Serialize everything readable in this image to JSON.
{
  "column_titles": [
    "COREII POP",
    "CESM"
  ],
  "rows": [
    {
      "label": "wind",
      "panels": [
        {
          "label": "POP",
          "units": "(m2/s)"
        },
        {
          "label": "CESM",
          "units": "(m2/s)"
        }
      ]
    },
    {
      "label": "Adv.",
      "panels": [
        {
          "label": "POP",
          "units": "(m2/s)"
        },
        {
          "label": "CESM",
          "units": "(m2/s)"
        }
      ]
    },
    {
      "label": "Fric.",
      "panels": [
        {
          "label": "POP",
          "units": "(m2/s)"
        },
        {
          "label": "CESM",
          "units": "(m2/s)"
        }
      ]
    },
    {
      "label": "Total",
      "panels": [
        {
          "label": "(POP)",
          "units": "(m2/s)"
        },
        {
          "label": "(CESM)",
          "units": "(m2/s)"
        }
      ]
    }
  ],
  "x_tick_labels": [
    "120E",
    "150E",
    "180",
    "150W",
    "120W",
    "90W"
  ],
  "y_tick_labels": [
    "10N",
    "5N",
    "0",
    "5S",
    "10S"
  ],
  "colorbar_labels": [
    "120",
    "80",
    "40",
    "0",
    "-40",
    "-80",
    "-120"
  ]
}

---+---

Short problem => Your task is to output the full set of records exactly as presented.

Task response =>
Serialize everything readable in this image to JSON.
{
  "column_titles": [
    "COREII POP",
    "CESM"
  ],
  "rows": [
    {
      "label": "wind",
      "panels": [
        {
          "label": "POP",
          "units": "(m2/s)"
        },
        {
          "label": "CESM",
          "units": "(m2/s)"
        }
      ]
    },
    {
      "label": "Adv.",
      "panels": [
        {
          "label": "POP",
          "units": "(m2/s)"
        },
        {
          "label": "CESM",
          "units": "(m2/s)"
        }
      ]
    },
    {
      "label": "Fric.",
      "panels": [
        {
          "label": "POP",
          "units": "(m2/s)"
        },
        {
          "label": "CESM",
          "units": "(m2/s)"
        }
      ]
    },
    {
      "label": "Total",
      "panels": [
        {
          "label": "(POP)",
          "units": "(m2/s)"
        },
        {
          "label": "(CESM)",
          "units": "(m2/s)"
        }
      ]
    }
  ],
  "x_tick_labels": [
    "120E",
    "150E",
    "180",
    "150W",
    "120W",
    "90W"
  ],
  "y_tick_labels": [
    "10N",
    "5N",
    "0",
    "5S",
    "10S"
  ],
  "colorbar_labels": [
    "120",
    "80",
    "40",
    "0",
    "-40",
    "-80",
    "-120"
  ]
}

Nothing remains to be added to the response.